### Information provided

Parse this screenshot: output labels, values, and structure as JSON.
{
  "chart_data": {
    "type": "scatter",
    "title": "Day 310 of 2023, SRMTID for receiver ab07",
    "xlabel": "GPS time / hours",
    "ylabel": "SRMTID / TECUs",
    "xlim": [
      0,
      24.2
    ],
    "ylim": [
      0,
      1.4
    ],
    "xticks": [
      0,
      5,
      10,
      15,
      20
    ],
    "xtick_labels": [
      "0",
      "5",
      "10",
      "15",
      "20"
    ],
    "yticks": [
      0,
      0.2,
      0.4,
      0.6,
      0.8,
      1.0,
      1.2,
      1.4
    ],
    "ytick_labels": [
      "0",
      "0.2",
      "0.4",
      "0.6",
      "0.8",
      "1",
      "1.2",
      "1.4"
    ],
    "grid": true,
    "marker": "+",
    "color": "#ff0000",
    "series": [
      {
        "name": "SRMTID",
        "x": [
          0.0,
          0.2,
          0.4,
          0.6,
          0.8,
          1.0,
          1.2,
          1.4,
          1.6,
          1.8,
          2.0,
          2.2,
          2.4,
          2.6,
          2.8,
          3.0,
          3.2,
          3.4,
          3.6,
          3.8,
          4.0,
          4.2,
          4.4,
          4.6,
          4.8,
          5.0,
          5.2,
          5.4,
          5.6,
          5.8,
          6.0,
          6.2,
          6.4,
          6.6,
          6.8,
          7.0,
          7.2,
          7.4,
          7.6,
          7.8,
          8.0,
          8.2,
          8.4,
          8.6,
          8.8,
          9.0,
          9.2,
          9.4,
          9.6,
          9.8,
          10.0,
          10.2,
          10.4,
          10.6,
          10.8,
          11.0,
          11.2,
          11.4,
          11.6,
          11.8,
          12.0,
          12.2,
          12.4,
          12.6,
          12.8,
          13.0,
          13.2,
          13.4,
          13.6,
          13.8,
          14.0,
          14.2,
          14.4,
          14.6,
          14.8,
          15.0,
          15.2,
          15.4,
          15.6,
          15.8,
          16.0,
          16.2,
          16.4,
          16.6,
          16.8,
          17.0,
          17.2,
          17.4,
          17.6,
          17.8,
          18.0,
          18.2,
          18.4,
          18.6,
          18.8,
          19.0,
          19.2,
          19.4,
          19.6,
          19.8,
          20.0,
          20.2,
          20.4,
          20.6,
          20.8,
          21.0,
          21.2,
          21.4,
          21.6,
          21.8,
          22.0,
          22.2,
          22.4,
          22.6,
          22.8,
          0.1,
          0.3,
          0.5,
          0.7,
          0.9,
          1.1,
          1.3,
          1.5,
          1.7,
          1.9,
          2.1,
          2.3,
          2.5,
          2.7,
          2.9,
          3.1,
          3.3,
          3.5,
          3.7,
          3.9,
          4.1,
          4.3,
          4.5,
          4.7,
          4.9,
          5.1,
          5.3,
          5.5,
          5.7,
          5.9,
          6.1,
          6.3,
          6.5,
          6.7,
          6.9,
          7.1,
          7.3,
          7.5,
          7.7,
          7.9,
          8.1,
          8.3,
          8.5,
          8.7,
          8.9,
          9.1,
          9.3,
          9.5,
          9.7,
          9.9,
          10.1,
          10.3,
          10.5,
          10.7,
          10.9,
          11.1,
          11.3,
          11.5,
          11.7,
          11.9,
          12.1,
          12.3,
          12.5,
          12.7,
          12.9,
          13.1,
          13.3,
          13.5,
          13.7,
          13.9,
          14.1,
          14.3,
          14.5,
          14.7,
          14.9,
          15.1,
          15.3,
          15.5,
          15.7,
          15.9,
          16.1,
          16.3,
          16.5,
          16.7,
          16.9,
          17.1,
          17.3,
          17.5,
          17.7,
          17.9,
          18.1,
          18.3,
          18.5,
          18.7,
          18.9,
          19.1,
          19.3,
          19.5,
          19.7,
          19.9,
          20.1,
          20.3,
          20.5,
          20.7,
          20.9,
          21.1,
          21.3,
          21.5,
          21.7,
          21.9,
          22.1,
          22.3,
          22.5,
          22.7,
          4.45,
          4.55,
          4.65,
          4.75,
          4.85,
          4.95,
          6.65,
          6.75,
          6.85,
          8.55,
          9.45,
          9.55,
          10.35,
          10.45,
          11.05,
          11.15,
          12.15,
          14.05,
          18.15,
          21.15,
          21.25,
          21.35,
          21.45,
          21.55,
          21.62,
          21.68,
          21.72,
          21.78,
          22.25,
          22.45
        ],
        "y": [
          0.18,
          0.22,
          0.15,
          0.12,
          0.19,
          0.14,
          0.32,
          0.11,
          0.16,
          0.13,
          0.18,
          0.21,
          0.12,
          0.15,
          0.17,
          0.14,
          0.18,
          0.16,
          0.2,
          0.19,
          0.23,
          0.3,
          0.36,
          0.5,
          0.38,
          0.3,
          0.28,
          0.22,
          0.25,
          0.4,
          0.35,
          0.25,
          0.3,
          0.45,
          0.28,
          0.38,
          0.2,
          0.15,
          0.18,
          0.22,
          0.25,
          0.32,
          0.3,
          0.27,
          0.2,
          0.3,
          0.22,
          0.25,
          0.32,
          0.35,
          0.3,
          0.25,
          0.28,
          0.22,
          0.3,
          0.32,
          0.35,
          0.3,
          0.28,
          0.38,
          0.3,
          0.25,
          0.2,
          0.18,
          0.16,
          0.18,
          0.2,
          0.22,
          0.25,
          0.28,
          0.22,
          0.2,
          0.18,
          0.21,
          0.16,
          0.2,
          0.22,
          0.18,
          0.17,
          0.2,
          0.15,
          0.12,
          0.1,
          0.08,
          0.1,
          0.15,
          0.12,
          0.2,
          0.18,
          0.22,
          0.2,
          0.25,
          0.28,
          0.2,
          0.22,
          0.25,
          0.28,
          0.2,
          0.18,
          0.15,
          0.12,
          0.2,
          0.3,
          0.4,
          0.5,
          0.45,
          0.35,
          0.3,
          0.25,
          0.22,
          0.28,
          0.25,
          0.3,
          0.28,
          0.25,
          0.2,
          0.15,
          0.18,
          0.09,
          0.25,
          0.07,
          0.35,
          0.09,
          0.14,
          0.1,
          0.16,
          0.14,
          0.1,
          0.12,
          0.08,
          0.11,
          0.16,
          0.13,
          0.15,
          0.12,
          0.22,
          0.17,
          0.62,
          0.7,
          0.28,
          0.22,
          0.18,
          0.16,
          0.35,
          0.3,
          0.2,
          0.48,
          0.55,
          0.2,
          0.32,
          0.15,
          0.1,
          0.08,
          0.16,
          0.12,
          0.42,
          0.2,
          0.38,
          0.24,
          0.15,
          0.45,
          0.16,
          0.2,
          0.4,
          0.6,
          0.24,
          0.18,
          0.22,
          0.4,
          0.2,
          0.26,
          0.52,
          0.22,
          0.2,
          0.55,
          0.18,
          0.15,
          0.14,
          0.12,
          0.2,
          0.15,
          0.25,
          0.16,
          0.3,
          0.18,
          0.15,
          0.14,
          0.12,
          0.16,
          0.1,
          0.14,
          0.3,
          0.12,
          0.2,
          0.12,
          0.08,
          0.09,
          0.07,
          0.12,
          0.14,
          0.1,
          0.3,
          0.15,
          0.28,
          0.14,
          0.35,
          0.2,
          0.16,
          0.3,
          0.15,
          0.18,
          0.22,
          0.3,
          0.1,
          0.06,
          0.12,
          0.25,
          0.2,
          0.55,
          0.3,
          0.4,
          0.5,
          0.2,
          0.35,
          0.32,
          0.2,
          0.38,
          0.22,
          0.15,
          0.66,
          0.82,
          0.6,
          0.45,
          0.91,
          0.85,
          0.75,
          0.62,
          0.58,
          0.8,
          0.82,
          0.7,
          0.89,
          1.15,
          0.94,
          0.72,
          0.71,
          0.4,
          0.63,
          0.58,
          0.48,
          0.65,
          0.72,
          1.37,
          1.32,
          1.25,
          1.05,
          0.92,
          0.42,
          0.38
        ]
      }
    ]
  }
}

### Work to be completed
From the material, report only how many lines include the word "SRMTID".

### The completed task
3